» Task brief
Scan the entries below for the word "facilement". Copy each line that has it.

* begin *

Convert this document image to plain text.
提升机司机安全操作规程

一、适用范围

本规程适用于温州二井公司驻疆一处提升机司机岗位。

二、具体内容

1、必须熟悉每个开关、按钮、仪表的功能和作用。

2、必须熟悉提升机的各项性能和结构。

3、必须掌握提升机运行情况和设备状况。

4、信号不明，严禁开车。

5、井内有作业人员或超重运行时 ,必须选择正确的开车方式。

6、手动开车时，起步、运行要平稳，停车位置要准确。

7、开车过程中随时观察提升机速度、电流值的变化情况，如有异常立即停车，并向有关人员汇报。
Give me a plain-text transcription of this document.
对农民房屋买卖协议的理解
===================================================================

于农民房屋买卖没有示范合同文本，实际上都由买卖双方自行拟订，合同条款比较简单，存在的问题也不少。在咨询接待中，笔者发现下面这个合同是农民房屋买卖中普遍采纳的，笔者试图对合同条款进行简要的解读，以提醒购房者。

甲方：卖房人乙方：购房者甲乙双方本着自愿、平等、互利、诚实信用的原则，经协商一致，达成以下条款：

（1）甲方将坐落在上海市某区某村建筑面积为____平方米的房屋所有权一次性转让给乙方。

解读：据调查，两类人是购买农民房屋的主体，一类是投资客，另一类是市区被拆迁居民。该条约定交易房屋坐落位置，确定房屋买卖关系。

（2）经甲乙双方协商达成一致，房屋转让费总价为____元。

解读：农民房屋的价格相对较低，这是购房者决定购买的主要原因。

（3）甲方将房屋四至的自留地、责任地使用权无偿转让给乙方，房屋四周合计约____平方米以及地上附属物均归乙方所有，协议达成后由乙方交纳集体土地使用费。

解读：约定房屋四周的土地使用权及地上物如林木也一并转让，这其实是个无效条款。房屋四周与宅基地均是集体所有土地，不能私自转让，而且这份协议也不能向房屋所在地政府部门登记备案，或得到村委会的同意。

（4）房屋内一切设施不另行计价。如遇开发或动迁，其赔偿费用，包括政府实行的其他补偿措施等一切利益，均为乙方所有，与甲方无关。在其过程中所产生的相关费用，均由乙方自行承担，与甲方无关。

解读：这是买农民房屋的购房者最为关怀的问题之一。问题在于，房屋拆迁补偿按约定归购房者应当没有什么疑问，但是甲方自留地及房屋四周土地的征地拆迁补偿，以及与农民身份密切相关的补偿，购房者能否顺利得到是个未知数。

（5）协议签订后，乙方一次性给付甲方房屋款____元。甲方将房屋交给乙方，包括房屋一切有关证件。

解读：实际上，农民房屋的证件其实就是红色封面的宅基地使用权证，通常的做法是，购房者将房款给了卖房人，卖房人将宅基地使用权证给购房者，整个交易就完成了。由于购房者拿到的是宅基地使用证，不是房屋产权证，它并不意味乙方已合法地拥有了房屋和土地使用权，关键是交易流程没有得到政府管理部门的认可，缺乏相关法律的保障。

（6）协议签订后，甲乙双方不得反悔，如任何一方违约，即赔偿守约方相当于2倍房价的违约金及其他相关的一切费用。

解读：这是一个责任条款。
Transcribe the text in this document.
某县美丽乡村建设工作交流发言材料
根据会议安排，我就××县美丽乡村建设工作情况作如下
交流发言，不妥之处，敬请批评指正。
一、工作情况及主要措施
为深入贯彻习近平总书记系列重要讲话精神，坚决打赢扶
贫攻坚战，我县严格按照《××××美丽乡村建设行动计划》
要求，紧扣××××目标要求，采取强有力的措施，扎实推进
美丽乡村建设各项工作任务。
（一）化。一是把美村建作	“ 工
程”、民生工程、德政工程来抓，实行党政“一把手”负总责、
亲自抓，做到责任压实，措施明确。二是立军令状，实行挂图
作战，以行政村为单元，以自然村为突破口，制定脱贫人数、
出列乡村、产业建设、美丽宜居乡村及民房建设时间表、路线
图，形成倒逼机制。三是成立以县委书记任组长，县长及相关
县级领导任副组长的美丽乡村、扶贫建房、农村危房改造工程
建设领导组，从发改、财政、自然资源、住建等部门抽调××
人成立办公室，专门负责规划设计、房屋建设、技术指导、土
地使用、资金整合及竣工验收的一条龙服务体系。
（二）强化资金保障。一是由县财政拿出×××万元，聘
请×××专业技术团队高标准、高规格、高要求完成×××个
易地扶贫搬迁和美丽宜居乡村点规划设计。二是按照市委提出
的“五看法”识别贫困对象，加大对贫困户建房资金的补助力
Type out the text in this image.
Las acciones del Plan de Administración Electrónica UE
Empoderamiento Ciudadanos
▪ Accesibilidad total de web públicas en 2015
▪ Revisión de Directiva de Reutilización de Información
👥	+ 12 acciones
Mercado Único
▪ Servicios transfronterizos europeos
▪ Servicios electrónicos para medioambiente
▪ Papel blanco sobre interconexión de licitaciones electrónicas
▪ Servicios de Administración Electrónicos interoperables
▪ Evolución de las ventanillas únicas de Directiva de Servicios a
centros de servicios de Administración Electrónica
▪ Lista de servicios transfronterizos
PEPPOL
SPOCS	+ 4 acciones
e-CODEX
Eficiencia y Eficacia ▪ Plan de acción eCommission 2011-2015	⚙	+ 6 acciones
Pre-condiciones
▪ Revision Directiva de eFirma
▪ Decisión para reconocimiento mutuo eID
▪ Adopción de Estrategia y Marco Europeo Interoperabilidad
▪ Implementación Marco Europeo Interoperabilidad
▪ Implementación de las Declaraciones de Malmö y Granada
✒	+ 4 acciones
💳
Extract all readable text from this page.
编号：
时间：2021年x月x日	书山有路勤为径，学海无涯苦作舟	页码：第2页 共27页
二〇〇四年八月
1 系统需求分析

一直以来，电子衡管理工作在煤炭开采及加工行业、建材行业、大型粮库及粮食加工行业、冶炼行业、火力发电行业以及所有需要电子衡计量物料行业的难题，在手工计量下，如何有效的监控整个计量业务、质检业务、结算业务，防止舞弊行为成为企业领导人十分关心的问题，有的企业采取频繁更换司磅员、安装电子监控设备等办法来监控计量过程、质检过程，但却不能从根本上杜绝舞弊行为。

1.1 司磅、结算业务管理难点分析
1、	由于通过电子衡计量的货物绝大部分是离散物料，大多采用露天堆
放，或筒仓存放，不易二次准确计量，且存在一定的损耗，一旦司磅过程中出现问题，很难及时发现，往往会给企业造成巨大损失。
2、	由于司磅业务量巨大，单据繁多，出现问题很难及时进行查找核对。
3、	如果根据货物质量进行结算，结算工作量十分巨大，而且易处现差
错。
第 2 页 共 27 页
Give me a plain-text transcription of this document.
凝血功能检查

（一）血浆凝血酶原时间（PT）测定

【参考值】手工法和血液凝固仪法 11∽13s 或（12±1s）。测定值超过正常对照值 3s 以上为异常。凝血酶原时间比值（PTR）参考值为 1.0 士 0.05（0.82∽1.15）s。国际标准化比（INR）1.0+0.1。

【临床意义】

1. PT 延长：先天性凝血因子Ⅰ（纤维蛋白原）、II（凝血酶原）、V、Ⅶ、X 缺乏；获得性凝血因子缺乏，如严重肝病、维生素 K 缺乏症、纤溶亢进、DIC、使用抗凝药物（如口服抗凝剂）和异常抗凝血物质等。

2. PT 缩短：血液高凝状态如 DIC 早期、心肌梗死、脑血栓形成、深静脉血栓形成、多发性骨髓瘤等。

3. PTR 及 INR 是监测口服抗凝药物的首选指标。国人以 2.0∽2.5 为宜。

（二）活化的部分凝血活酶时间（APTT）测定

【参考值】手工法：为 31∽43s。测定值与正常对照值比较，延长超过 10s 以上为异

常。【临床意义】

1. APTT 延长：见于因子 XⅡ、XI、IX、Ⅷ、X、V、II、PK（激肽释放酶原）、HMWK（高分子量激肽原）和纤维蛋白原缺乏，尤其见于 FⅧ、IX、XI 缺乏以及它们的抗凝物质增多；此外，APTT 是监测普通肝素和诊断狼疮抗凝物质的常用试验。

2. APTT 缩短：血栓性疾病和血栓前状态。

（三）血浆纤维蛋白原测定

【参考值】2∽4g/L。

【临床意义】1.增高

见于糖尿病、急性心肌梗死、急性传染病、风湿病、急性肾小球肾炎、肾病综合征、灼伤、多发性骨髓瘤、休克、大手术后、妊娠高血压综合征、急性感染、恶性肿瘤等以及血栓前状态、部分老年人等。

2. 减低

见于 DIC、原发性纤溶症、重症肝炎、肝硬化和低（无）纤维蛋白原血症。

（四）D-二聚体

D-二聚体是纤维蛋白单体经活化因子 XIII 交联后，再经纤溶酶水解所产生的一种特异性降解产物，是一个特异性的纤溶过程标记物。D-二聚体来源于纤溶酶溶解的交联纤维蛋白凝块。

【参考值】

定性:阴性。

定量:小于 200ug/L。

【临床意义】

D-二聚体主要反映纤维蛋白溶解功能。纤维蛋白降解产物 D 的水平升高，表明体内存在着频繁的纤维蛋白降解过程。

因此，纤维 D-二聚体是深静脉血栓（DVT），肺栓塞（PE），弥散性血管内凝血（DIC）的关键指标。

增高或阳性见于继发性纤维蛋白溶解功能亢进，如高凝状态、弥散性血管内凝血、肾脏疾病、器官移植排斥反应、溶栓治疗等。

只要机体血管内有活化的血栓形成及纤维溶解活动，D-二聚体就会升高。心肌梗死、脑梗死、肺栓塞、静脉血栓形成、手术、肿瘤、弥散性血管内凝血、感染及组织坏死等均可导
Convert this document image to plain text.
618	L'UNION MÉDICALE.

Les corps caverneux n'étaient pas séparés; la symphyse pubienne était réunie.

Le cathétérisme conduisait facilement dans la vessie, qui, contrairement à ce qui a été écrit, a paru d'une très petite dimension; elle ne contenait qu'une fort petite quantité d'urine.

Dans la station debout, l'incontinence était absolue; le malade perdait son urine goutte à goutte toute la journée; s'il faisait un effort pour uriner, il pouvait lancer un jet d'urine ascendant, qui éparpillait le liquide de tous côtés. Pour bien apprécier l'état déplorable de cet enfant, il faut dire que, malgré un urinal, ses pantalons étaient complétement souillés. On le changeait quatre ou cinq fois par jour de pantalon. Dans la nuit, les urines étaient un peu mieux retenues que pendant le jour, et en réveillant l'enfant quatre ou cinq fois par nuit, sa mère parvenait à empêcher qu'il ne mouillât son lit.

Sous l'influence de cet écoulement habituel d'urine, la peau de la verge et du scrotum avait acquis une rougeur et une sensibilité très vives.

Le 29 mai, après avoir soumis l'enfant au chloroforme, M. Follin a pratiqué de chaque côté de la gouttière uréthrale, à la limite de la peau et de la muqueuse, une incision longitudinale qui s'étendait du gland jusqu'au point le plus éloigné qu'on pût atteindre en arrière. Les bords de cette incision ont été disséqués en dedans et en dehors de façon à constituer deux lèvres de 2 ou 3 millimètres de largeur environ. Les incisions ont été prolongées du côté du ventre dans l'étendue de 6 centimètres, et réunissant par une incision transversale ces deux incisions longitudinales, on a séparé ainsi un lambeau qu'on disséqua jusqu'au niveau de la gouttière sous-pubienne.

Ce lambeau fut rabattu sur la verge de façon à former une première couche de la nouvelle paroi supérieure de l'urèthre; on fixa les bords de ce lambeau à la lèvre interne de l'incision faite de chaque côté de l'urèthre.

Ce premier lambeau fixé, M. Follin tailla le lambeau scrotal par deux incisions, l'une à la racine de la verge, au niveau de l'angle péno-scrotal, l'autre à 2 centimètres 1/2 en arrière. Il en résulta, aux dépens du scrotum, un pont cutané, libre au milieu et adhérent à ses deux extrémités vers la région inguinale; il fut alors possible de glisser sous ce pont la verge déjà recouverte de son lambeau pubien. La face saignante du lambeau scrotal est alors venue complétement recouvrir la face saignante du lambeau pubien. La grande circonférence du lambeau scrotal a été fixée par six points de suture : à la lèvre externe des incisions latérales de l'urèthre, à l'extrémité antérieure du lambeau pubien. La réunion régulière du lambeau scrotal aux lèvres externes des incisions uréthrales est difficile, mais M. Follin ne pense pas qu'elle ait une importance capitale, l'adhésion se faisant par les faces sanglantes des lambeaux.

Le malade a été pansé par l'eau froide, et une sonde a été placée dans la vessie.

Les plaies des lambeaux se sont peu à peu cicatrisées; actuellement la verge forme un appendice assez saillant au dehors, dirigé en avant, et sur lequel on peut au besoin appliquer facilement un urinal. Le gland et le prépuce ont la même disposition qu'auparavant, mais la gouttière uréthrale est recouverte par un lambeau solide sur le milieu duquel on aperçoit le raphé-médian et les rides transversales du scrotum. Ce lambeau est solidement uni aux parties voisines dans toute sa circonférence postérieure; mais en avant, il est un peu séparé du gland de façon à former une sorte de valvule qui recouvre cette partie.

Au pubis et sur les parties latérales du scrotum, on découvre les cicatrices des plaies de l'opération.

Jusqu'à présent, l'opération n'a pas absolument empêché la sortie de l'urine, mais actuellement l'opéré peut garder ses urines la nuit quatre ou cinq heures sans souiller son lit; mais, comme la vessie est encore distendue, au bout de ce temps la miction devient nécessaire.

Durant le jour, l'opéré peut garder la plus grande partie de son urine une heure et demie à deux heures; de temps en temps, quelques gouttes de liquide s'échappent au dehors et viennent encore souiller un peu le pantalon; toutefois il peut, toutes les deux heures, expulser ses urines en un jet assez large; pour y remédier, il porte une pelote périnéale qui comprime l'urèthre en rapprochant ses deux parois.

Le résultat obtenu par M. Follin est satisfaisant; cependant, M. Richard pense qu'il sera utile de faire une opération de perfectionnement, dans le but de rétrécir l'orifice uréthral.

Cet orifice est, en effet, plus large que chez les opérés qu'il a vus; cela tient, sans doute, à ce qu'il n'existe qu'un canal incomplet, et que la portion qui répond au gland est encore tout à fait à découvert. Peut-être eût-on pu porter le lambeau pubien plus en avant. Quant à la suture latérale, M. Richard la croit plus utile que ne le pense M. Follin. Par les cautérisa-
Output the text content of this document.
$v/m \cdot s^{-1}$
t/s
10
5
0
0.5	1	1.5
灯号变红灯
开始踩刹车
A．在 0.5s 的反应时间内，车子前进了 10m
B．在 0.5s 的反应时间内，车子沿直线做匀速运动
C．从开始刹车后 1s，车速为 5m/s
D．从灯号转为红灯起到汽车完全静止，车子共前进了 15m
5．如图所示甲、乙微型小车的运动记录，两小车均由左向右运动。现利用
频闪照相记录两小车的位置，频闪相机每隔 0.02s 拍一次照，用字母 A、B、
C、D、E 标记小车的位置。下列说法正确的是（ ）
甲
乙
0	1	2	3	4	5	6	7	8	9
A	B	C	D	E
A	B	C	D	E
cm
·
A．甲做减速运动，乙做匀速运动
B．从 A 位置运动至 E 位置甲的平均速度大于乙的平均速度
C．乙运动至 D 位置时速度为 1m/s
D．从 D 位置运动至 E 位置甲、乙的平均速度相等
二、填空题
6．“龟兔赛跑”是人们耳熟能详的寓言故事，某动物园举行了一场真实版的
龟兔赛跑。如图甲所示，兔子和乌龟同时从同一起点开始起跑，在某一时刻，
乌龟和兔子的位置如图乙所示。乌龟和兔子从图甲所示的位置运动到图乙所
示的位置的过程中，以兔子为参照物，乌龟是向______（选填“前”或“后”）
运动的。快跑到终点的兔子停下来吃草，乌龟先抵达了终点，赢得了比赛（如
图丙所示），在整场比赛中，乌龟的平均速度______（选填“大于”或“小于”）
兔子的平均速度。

* end *

» Expected answer
Le cathétérisme conduisait facilement dans la vessie, qui, contrairement à ce qui a été écrit, a paru d'une très petite dimension; elle ne contenait qu'une fort petite quantité d'urine.
Les plaies des lambeaux se sont peu à peu cicatrisées; actuellement la verge forme un appendice assez saillant au dehors, dirigé en avant, et sur lequel on peut au besoin appliquer facilement un urinal. Le gland et le prépuce ont la même disposition qu'auparavant, mais la gouttière uréthrale est recouverte par un lambeau solide sur le milieu duquel on aperçoit le raphé-médian et les rides transversales du scrotum. Ce lambeau est solidement uni aux parties voisines dans toute sa circonférence postérieure; mais en avant, il est un peu séparé du gland de façon à former une sorte de valvule qui recouvre cette partie.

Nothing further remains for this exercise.